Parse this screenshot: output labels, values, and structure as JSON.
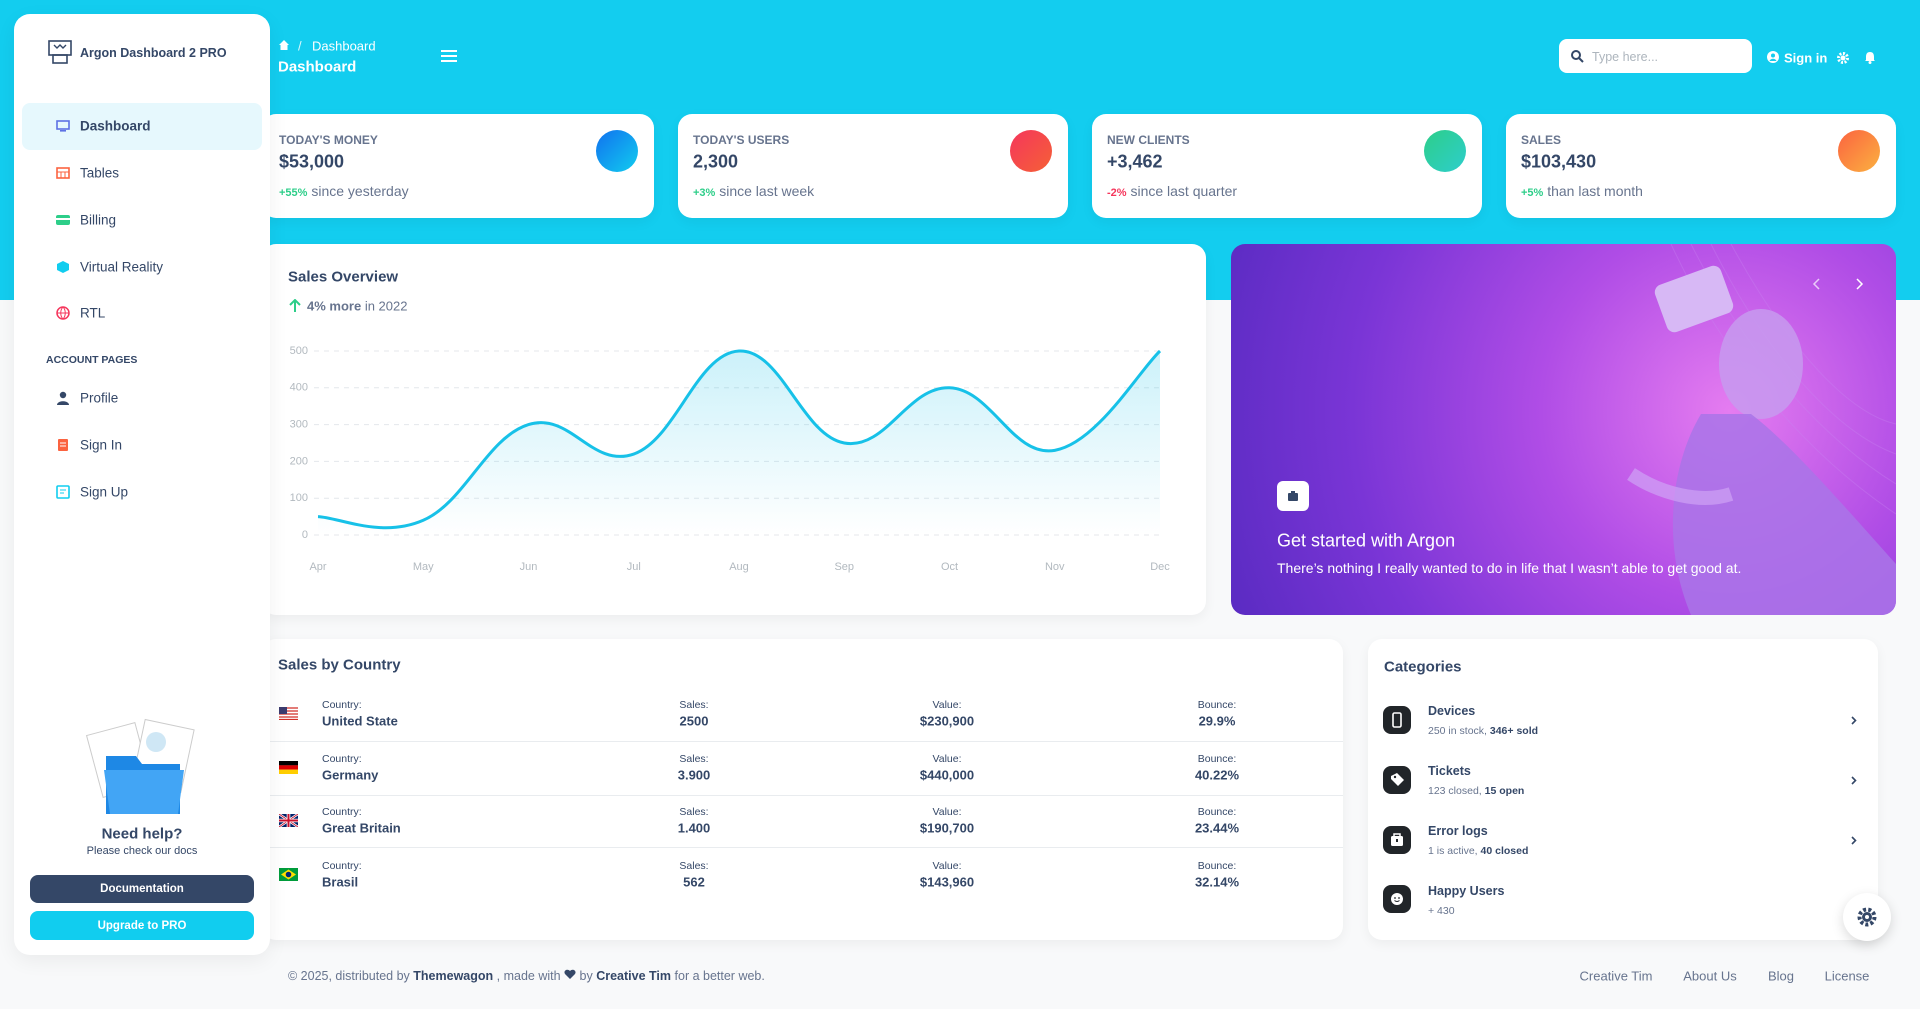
{
  "sidebar": {
    "brand": "Argon Dashboard 2 PRO",
    "nav": [
      "Dashboard",
      "Tables",
      "Billing",
      "Virtual Reality",
      "RTL"
    ],
    "section": "ACCOUNT PAGES",
    "account_nav": [
      "Profile",
      "Sign In",
      "Sign Up"
    ],
    "help": {
      "title": "Need help?",
      "text": "Please check our docs"
    },
    "buttons": [
      "Documentation",
      "Upgrade to PRO"
    ]
  },
  "header": {
    "breadcrumb": "Dashboard",
    "title": "Dashboard",
    "search_placeholder": "Type here...",
    "sign_in": "Sign in"
  },
  "stats": [
    {
      "label": "TODAY'S MONEY",
      "value": "$53,000",
      "change": "+55%",
      "note": "since yesterday"
    },
    {
      "label": "TODAY'S USERS",
      "value": "2,300",
      "change": "+3%",
      "note": "since last week"
    },
    {
      "label": "NEW CLIENTS",
      "value": "+3,462",
      "change": "-2%",
      "note": "since last quarter"
    },
    {
      "label": "SALES",
      "value": "$103,430",
      "change": "+5%",
      "note": "than last month"
    }
  ],
  "sales_overview": {
    "title": "Sales Overview",
    "highlight": "4% more",
    "note": "in 2022",
    "chart": {
      "type": "line",
      "categories": [
        "Apr",
        "May",
        "Jun",
        "Jul",
        "Aug",
        "Sep",
        "Oct",
        "Nov",
        "Dec"
      ],
      "values": [
        50,
        40,
        300,
        220,
        500,
        250,
        400,
        230,
        500
      ],
      "color": "#17c1e8",
      "ylim": [
        0,
        500
      ],
      "yticks": [
        0,
        100,
        200,
        300,
        400,
        500
      ],
      "grid": true
    }
  },
  "carousel": {
    "title": "Get started with Argon",
    "text": "There’s nothing I really wanted to do in life that I wasn’t able to get good at."
  },
  "sales_by_country": {
    "title": "Sales by Country",
    "headers": [
      "Country:",
      "Sales:",
      "Value:",
      "Bounce:"
    ],
    "rows": [
      [
        "United State",
        "2500",
        "$230,900",
        "29.9%"
      ],
      [
        "Germany",
        "3.900",
        "$440,000",
        "40.22%"
      ],
      [
        "Great Britain",
        "1.400",
        "$190,700",
        "23.44%"
      ],
      [
        "Brasil",
        "562",
        "$143,960",
        "32.14%"
      ]
    ]
  },
  "categories": {
    "title": "Categories",
    "items": [
      {
        "name": "Devices",
        "detail": "250 in stock,",
        "highlight": "346+ sold"
      },
      {
        "name": "Tickets",
        "detail": "123 closed,",
        "highlight": "15 open"
      },
      {
        "name": "Error logs",
        "detail": "1 is active,",
        "highlight": "40 closed"
      },
      {
        "name": "Happy Users",
        "detail": "+ 430"
      }
    ]
  },
  "footer": {
    "copyright": "© 2025, distributed by",
    "distributor": "Themewagon",
    "made_with": ", made with",
    "by": "by",
    "author": "Creative Tim",
    "tail": "for a better web.",
    "links": [
      "Creative Tim",
      "About Us",
      "Blog",
      "License"
    ]
  }
}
....................
■ Description of the task: Copy every line of the listing that includes the string "Argon".

■ Result of the task:
    "brand": "Argon Dashboard 2 PRO",
    "title": "Get started with Argon",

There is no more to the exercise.